# [Problem description]
Sift the material for lines containing "Flagged", and return them.

***

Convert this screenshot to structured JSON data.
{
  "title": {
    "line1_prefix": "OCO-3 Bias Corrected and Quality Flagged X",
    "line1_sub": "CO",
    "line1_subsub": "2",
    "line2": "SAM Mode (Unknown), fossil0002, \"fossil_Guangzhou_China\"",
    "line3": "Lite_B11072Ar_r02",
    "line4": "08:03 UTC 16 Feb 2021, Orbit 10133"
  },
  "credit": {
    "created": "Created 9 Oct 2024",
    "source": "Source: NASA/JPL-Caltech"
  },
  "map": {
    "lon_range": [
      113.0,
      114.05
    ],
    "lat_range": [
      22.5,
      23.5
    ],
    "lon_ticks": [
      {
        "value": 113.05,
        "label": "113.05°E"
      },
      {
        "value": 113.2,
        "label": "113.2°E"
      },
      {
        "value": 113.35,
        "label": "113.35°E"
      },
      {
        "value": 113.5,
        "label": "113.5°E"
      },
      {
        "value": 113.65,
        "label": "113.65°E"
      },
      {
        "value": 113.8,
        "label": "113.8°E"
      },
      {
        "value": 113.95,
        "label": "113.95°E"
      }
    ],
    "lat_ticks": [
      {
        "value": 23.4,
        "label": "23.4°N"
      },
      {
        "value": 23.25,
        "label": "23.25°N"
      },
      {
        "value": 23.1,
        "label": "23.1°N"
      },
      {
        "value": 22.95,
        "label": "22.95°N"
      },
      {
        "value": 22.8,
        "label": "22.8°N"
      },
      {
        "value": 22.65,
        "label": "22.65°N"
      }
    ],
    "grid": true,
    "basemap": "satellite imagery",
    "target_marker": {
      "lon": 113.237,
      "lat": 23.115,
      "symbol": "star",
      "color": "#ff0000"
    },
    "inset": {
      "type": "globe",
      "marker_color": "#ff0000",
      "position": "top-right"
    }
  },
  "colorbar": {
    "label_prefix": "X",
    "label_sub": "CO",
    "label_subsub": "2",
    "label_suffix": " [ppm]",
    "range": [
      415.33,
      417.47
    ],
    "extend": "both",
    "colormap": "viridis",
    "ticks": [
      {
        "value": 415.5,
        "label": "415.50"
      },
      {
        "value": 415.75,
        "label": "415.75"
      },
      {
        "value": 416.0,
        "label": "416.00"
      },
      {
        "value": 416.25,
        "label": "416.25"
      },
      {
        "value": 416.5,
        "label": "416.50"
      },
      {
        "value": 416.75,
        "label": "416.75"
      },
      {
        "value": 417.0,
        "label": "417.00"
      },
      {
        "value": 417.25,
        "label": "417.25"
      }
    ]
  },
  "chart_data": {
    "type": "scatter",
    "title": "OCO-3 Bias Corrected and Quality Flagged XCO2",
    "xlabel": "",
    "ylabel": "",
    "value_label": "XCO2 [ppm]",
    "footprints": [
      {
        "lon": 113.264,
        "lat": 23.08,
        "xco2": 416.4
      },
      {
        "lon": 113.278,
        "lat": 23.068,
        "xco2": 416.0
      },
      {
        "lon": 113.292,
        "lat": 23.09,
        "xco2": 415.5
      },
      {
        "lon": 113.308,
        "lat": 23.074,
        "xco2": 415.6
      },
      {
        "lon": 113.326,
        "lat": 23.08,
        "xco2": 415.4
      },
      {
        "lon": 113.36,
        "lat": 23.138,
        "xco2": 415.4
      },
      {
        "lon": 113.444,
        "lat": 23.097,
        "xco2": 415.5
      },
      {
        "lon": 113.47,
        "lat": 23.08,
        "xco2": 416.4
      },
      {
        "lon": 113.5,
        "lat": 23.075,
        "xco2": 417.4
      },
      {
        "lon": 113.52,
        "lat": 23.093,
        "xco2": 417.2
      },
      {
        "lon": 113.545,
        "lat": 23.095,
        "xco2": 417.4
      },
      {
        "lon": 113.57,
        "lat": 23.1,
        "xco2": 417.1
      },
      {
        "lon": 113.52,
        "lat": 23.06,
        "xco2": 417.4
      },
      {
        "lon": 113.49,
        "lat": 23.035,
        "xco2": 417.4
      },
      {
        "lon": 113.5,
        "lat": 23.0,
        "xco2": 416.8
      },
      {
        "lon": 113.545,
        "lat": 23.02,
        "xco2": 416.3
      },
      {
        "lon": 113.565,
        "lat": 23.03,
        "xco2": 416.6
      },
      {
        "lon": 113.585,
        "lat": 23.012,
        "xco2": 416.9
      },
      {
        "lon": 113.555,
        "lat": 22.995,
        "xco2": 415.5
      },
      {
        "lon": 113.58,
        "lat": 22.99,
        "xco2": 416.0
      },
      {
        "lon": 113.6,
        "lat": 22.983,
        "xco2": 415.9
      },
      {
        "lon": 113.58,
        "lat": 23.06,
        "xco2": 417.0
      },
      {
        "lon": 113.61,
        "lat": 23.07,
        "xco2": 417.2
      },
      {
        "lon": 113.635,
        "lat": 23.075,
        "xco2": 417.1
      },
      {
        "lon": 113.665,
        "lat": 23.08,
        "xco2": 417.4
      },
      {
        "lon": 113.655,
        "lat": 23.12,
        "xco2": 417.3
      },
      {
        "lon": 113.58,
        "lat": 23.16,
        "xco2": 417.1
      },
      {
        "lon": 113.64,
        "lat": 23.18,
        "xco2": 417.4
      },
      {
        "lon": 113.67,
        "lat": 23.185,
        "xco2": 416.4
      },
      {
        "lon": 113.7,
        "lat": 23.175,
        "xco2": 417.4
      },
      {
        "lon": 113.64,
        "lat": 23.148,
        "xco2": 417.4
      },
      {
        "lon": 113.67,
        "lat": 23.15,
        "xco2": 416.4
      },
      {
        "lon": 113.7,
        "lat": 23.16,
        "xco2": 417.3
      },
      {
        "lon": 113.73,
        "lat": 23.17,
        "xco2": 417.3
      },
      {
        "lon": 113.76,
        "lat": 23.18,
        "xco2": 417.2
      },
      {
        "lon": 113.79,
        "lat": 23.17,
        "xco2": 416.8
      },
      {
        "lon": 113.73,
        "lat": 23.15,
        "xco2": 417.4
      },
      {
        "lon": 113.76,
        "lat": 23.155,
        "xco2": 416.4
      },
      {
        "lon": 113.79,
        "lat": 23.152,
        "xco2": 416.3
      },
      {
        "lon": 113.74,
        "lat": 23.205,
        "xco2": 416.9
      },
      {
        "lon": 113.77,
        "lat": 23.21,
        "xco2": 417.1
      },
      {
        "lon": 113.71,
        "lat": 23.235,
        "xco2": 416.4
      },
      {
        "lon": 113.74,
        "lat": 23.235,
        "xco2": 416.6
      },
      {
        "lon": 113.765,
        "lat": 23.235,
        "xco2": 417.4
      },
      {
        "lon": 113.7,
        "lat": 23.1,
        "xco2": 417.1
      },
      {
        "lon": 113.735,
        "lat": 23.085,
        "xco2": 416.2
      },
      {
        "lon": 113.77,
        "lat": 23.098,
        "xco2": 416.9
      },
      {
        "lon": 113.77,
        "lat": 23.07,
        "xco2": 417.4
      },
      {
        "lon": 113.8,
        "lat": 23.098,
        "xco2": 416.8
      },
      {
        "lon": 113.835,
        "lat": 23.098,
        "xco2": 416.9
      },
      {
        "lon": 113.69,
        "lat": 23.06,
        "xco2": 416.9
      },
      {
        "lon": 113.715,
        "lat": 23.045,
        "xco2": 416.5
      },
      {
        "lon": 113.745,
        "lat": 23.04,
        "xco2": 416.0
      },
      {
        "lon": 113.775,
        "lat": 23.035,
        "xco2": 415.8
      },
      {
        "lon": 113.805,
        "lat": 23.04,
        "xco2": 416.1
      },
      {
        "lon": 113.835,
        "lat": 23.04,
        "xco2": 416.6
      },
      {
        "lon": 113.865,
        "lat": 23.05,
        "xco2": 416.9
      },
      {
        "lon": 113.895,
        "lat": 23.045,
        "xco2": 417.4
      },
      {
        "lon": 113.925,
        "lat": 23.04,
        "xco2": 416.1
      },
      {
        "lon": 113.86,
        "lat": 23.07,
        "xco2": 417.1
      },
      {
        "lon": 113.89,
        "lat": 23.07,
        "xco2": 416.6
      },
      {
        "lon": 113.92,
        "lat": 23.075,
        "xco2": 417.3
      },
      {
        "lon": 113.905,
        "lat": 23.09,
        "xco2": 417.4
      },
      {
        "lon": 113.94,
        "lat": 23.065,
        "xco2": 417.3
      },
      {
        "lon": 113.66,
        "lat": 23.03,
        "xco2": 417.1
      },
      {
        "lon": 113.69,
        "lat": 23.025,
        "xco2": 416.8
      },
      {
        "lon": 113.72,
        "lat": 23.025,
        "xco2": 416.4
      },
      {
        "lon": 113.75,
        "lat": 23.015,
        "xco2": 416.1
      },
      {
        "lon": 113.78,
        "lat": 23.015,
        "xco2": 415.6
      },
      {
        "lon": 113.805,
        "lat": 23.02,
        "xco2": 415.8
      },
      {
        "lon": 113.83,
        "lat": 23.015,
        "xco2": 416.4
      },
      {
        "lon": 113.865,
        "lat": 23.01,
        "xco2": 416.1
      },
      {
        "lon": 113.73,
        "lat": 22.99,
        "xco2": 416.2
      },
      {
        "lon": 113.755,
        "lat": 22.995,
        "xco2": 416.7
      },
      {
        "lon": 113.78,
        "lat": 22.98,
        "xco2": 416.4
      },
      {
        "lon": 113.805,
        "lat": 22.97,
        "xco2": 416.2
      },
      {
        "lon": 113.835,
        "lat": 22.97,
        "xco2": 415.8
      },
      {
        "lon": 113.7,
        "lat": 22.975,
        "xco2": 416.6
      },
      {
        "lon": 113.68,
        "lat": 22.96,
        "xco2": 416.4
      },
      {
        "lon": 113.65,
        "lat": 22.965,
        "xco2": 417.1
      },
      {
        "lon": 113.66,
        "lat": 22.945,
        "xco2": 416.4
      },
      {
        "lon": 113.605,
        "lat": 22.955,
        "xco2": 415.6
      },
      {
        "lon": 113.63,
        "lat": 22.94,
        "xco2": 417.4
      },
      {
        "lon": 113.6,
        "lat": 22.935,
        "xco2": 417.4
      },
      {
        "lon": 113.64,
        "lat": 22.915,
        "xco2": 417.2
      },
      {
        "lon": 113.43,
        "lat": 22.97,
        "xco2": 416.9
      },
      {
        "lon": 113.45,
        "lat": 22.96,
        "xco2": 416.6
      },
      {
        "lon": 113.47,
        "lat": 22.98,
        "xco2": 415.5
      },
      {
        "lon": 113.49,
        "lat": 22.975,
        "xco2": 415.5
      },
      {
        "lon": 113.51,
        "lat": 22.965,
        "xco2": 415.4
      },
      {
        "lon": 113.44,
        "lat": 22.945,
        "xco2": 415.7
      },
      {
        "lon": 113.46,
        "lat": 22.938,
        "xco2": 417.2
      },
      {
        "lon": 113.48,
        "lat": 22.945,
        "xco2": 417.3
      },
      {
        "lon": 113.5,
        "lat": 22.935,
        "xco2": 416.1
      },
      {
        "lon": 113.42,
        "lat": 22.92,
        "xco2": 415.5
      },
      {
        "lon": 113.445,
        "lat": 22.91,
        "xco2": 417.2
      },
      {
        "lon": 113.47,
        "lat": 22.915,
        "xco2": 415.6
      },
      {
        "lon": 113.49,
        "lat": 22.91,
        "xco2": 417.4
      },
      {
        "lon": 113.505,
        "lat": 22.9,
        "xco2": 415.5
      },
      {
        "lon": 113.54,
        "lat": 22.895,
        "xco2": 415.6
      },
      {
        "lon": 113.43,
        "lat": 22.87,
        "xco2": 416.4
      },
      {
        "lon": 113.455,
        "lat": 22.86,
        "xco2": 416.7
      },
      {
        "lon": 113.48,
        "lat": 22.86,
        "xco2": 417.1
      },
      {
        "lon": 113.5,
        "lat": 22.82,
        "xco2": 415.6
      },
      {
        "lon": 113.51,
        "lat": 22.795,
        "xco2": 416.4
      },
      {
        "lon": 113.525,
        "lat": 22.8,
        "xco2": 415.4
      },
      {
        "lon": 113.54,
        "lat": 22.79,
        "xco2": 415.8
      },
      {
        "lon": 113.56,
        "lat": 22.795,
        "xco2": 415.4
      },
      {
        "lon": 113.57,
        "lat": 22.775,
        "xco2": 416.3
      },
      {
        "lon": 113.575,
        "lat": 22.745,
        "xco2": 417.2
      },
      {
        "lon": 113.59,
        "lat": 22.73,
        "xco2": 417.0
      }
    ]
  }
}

***

# [Correct output]
    "line1_prefix": "OCO-3 Bias Corrected and Quality Flagged X",
    "title": "OCO-3 Bias Corrected and Quality Flagged XCO2",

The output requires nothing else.